### Data lines
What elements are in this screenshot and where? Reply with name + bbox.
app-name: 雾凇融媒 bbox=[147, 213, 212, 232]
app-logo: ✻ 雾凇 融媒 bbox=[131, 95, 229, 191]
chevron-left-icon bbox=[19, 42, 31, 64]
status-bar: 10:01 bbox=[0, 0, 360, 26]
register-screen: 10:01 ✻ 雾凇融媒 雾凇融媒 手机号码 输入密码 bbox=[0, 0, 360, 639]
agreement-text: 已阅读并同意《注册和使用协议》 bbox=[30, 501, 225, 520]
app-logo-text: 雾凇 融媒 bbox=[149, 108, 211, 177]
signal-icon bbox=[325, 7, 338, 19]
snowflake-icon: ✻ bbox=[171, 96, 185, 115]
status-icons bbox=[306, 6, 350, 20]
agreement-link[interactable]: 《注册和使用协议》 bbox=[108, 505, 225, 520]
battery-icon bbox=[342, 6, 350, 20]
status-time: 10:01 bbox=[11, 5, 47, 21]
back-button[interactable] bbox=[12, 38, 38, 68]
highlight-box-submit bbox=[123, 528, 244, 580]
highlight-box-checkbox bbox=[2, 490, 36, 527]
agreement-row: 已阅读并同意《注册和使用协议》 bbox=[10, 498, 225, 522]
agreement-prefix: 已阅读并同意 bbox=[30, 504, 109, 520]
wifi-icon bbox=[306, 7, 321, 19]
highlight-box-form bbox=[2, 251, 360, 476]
######
## Goal of the exercise
Copy out every line of the records above word for word, with no changes.

## Expected answer
What elements are in this screenshot and where? Reply with name + bbox.
app-name: 雾凇融媒 bbox=[147, 213, 212, 232]
app-logo: ✻ 雾凇 融媒 bbox=[131, 95, 229, 191]
chevron-left-icon bbox=[19, 42, 31, 64]
status-bar: 10:01 bbox=[0, 0, 360, 26]
register-screen: 10:01 ✻ 雾凇融媒 雾凇融媒 手机号码 输入密码 bbox=[0, 0, 360, 639]
agreement-text: 已阅读并同意《注册和使用协议》 bbox=[30, 501, 225, 520]
app-logo-text: 雾凇 融媒 bbox=[149, 108, 211, 177]
signal-icon bbox=[325, 7, 338, 19]
snowflake-icon: ✻ bbox=[171, 96, 185, 115]
status-icons bbox=[306, 6, 350, 20]
agreement-link[interactable]: 《注册和使用协议》 bbox=[108, 505, 225, 520]
battery-icon bbox=[342, 6, 350, 20]
status-time: 10:01 bbox=[11, 5, 47, 21]
back-button[interactable] bbox=[12, 38, 38, 68]
highlight-box-submit bbox=[123, 528, 244, 580]
highlight-box-checkbox bbox=[2, 490, 36, 527]
agreement-row: 已阅读并同意《注册和使用协议》 bbox=[10, 498, 225, 522]
agreement-prefix: 已阅读并同意 bbox=[30, 504, 109, 520]
wifi-icon bbox=[306, 7, 321, 19]
highlight-box-form bbox=[2, 251, 360, 476]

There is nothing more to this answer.